* GOAL: Please pull out every line that includes the string "responde".

* DATA FOR THIS EXERCISE:
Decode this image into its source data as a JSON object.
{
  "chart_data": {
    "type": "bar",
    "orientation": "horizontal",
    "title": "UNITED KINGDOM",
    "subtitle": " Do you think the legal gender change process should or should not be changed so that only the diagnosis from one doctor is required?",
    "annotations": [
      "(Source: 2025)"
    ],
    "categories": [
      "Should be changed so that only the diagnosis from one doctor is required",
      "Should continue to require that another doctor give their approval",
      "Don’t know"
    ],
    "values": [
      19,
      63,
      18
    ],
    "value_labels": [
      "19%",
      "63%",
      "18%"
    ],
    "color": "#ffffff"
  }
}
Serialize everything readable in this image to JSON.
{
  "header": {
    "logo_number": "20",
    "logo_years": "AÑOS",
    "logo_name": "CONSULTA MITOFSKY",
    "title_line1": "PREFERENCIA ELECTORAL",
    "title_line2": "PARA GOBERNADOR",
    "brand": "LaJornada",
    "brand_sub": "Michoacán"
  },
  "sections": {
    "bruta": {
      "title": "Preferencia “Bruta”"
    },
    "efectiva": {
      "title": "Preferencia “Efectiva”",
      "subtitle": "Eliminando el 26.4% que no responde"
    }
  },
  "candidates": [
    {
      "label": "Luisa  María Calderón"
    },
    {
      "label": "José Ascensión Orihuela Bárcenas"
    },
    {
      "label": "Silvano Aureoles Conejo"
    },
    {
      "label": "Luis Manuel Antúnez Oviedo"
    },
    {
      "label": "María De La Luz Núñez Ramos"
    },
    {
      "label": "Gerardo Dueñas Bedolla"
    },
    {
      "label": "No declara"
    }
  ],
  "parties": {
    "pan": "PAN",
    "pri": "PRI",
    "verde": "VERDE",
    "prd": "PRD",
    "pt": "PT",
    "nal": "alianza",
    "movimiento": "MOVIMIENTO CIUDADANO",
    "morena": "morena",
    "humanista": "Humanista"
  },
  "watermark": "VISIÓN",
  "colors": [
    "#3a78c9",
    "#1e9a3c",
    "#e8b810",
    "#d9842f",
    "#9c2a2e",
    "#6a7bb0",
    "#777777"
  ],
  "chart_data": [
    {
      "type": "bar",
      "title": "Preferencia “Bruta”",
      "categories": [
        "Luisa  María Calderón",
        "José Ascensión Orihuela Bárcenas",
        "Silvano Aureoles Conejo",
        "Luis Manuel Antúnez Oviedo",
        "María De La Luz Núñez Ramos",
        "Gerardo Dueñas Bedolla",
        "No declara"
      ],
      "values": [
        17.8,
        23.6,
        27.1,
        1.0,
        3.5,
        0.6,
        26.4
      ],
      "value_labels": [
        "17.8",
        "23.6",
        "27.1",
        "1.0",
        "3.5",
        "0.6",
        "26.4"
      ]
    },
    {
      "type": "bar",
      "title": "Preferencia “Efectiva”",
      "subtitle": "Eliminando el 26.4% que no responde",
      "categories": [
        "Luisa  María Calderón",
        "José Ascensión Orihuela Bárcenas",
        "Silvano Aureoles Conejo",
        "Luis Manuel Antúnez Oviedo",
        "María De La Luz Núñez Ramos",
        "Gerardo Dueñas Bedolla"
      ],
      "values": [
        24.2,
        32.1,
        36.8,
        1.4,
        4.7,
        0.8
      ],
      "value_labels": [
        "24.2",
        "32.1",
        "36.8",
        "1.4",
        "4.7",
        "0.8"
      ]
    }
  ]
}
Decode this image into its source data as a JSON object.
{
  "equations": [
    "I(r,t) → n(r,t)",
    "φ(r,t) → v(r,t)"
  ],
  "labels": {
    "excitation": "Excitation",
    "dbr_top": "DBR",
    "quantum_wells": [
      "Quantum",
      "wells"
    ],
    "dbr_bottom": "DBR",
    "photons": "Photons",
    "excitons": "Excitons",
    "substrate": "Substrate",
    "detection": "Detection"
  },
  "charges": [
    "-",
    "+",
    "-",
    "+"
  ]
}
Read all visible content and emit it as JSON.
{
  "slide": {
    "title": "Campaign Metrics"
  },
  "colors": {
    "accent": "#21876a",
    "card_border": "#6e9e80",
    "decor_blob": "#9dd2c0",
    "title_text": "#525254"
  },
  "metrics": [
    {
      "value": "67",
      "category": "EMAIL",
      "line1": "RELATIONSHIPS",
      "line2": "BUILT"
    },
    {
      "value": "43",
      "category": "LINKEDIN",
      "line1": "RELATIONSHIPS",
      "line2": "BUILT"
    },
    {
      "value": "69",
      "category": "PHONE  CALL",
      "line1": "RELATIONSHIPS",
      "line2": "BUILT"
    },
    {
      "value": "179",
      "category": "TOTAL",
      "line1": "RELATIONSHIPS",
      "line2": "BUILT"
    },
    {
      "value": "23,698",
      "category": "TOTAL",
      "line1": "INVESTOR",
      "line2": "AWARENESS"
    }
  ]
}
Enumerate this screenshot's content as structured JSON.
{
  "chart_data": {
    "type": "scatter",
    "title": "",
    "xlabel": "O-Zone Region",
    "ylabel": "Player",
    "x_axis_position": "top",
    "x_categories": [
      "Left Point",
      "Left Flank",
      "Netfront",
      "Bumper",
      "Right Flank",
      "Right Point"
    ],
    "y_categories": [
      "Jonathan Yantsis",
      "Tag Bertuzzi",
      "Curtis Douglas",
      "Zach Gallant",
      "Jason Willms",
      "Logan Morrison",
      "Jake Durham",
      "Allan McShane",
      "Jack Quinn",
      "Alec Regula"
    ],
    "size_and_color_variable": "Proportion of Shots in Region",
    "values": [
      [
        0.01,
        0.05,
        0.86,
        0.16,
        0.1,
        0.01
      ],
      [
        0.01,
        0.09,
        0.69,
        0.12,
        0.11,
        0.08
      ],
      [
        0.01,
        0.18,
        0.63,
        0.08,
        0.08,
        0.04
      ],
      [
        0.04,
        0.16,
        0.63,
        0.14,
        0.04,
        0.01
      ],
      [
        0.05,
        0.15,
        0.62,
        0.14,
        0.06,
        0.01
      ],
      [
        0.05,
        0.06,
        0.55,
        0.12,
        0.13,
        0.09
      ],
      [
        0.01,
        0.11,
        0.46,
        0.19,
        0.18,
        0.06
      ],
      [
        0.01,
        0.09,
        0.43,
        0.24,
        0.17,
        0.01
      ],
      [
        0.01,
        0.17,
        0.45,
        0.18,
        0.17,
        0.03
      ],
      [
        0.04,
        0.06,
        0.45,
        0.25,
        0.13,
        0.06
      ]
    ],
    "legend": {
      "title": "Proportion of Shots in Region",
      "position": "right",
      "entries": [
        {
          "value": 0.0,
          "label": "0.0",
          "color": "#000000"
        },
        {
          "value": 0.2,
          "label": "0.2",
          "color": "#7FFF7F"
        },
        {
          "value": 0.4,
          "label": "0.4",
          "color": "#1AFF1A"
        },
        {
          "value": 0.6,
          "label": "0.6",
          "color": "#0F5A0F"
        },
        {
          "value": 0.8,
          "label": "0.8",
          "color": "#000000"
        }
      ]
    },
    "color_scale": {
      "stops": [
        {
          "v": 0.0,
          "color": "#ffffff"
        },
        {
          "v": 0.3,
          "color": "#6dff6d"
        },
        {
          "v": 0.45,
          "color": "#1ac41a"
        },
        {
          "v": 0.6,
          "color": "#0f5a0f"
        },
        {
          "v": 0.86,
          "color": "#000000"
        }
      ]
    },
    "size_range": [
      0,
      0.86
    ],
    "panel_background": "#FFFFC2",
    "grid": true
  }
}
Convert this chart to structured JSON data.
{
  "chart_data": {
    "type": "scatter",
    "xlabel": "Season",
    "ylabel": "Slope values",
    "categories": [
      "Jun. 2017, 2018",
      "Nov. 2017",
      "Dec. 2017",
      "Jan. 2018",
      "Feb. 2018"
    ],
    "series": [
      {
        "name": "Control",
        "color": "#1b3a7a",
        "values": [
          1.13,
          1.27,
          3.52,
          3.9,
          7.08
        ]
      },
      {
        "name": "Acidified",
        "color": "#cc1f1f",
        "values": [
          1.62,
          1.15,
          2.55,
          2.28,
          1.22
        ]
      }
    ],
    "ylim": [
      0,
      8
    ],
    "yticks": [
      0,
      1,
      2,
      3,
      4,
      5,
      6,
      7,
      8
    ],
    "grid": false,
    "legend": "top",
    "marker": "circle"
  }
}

* REPLY:
      "subtitle": "Eliminando el 26.4% que no responde"
      "subtitle": "Eliminando el 26.4% que no responde",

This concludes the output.